Give the material again in full, matching it exactly.

[Stored data]
--*--
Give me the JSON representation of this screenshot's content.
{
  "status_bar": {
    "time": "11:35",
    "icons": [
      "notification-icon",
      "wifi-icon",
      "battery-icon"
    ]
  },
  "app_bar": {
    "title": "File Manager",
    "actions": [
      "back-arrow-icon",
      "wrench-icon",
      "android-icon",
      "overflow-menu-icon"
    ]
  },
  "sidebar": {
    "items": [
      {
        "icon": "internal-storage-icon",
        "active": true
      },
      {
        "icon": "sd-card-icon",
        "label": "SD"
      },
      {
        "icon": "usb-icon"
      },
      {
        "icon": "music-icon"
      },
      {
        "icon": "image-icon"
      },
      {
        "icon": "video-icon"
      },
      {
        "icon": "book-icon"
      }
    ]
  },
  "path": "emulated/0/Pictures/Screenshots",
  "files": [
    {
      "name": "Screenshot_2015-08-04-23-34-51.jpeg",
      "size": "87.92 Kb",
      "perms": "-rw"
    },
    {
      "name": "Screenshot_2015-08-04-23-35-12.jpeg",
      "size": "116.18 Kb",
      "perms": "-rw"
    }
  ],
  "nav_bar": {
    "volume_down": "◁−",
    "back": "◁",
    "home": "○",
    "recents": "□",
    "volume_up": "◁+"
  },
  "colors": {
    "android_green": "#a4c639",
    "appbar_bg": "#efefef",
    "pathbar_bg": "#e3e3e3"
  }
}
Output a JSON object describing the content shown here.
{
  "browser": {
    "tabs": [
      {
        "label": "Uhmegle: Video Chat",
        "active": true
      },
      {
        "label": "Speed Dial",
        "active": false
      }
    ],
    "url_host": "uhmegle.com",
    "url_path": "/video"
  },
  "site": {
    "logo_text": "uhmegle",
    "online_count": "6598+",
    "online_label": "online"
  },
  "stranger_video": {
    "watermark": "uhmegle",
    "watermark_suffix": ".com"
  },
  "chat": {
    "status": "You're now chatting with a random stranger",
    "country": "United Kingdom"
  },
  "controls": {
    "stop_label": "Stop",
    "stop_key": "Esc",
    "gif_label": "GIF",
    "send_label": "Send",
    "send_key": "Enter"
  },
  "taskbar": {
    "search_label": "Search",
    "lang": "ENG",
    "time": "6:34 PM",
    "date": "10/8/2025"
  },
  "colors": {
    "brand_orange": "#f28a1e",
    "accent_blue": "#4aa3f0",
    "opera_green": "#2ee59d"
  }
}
--*--
- _FINISHED TASK_
Give me the JSON representation of this screenshot's content.
{
  "status_bar": {
    "time": "11:35",
    "icons": [
      "notification-icon",
      "wifi-icon",
      "battery-icon"
    ]
  },
  "app_bar": {
    "title": "File Manager",
    "actions": [
      "back-arrow-icon",
      "wrench-icon",
      "android-icon",
      "overflow-menu-icon"
    ]
  },
  "sidebar": {
    "items": [
      {
        "icon": "internal-storage-icon",
        "active": true
      },
      {
        "icon": "sd-card-icon",
        "label": "SD"
      },
      {
        "icon": "usb-icon"
      },
      {
        "icon": "music-icon"
      },
      {
        "icon": "image-icon"
      },
      {
        "icon": "video-icon"
      },
      {
        "icon": "book-icon"
      }
    ]
  },
  "path": "emulated/0/Pictures/Screenshots",
  "files": [
    {
      "name": "Screenshot_2015-08-04-23-34-51.jpeg",
      "size": "87.92 Kb",
      "perms": "-rw"
    },
    {
      "name": "Screenshot_2015-08-04-23-35-12.jpeg",
      "size": "116.18 Kb",
      "perms": "-rw"
    }
  ],
  "nav_bar": {
    "volume_down": "◁−",
    "back": "◁",
    "home": "○",
    "recents": "□",
    "volume_up": "◁+"
  },
  "colors": {
    "android_green": "#a4c639",
    "appbar_bg": "#efefef",
    "pathbar_bg": "#e3e3e3"
  }
}
Output a JSON object describing the content shown here.
{
  "browser": {
    "tabs": [
      {
        "label": "Uhmegle: Video Chat",
        "active": true
      },
      {
        "label": "Speed Dial",
        "active": false
      }
    ],
    "url_host": "uhmegle.com",
    "url_path": "/video"
  },
  "site": {
    "logo_text": "uhmegle",
    "online_count": "6598+",
    "online_label": "online"
  },
  "stranger_video": {
    "watermark": "uhmegle",
    "watermark_suffix": ".com"
  },
  "chat": {
    "status": "You're now chatting with a random stranger",
    "country": "United Kingdom"
  },
  "controls": {
    "stop_label": "Stop",
    "stop_key": "Esc",
    "gif_label": "GIF",
    "send_label": "Send",
    "send_key": "Enter"
  },
  "taskbar": {
    "search_label": "Search",
    "lang": "ENG",
    "time": "6:34 PM",
    "date": "10/8/2025"
  },
  "colors": {
    "brand_orange": "#f28a1e",
    "accent_blue": "#4aa3f0",
    "opera_green": "#2ee59d"
  }
}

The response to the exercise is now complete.